What you are asked to do ->
Repeat each record below exactly as given.

━━━━

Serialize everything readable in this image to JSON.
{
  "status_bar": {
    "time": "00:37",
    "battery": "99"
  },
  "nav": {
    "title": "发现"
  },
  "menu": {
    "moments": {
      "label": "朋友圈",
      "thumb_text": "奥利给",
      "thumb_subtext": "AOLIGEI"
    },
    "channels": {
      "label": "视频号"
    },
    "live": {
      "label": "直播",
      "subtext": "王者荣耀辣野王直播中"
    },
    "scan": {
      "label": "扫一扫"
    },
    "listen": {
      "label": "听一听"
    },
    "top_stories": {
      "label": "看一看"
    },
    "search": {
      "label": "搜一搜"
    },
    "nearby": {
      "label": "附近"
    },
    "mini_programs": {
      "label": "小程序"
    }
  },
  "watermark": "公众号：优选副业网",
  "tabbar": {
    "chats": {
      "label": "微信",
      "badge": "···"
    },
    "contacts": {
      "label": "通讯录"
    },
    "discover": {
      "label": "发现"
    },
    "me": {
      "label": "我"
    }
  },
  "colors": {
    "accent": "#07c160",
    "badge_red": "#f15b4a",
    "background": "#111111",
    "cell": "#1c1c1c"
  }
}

━━━━

Problem solution ->
Serialize everything readable in this image to JSON.
{
  "status_bar": {
    "time": "00:37",
    "battery": "99"
  },
  "nav": {
    "title": "发现"
  },
  "menu": {
    "moments": {
      "label": "朋友圈",
      "thumb_text": "奥利给",
      "thumb_subtext": "AOLIGEI"
    },
    "channels": {
      "label": "视频号"
    },
    "live": {
      "label": "直播",
      "subtext": "王者荣耀辣野王直播中"
    },
    "scan": {
      "label": "扫一扫"
    },
    "listen": {
      "label": "听一听"
    },
    "top_stories": {
      "label": "看一看"
    },
    "search": {
      "label": "搜一搜"
    },
    "nearby": {
      "label": "附近"
    },
    "mini_programs": {
      "label": "小程序"
    }
  },
  "watermark": "公众号：优选副业网",
  "tabbar": {
    "chats": {
      "label": "微信",
      "badge": "···"
    },
    "contacts": {
      "label": "通讯录"
    },
    "discover": {
      "label": "发现"
    },
    "me": {
      "label": "我"
    }
  },
  "colors": {
    "accent": "#07c160",
    "badge_red": "#f15b4a",
    "background": "#111111",
    "cell": "#1c1c1c"
  }
}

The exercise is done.